■ Exercise prompt ■
Report all lines from the entries below in which "Host" appears.

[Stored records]
###
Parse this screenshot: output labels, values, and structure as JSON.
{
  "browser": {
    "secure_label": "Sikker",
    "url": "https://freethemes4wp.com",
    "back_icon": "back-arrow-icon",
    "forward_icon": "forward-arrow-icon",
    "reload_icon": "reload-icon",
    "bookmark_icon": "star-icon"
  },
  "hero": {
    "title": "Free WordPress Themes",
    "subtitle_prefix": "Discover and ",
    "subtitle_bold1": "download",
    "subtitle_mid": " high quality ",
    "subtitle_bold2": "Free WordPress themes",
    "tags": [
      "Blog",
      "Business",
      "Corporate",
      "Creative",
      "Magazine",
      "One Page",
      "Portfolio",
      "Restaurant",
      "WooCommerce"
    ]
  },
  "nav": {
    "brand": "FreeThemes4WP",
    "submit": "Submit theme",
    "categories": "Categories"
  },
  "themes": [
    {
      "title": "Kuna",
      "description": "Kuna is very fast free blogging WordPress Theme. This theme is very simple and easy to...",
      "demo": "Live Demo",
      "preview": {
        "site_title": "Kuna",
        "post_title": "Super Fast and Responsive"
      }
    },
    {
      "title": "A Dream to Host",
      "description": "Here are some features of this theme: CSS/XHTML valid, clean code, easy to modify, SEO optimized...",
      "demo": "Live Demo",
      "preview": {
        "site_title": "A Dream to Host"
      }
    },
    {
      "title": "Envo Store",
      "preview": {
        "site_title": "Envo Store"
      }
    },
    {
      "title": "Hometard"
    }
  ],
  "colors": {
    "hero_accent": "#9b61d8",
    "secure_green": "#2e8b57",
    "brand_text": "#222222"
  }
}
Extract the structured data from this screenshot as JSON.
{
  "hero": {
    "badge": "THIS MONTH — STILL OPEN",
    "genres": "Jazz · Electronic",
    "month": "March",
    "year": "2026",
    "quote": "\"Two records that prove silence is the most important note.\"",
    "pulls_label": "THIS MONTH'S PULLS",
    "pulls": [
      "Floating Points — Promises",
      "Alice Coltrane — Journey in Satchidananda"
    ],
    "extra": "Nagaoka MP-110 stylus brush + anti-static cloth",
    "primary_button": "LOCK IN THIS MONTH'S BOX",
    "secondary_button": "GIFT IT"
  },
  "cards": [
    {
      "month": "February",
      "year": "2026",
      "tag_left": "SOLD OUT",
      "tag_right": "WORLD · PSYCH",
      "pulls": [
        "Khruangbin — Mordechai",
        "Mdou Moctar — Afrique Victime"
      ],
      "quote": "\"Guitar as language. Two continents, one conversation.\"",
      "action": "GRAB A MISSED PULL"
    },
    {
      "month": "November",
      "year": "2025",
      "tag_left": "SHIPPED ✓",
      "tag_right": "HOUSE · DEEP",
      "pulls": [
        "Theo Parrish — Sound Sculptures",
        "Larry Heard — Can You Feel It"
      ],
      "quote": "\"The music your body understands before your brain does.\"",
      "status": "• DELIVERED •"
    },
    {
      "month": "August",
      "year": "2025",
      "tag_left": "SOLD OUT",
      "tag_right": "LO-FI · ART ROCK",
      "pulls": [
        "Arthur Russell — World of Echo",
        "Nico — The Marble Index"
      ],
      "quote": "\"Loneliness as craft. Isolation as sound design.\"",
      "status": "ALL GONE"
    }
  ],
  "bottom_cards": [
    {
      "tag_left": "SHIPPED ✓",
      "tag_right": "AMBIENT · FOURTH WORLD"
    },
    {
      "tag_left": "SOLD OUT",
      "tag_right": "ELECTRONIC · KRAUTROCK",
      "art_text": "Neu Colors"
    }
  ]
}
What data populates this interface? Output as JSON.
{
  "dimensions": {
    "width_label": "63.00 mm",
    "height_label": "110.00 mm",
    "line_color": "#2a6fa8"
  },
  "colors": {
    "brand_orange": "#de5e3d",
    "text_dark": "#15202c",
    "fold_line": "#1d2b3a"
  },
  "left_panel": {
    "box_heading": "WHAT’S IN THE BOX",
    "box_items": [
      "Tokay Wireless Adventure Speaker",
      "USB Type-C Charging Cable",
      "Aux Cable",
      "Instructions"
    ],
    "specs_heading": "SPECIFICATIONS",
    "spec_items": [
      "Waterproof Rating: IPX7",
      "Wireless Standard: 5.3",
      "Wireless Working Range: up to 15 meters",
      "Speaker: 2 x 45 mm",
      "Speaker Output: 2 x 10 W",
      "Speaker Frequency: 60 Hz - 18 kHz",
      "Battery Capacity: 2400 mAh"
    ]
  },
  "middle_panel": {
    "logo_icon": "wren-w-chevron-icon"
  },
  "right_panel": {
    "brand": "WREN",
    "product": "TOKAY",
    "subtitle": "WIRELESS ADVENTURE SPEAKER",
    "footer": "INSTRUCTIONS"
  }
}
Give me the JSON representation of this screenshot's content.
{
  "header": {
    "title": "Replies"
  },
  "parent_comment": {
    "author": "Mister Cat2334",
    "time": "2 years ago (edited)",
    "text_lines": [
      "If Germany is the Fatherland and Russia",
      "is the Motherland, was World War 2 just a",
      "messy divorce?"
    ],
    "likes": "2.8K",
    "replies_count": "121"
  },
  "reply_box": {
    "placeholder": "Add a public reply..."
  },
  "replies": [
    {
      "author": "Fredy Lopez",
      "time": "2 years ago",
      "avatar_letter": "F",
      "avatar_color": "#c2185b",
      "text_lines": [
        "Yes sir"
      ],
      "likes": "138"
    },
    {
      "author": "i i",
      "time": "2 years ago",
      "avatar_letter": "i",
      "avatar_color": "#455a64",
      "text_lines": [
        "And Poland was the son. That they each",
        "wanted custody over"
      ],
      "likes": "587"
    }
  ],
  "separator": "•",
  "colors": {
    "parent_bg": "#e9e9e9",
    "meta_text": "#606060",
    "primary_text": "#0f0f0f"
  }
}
###
■ Output of the task ■
      "title": "A Dream to Host",
        "site_title": "A Dream to Host"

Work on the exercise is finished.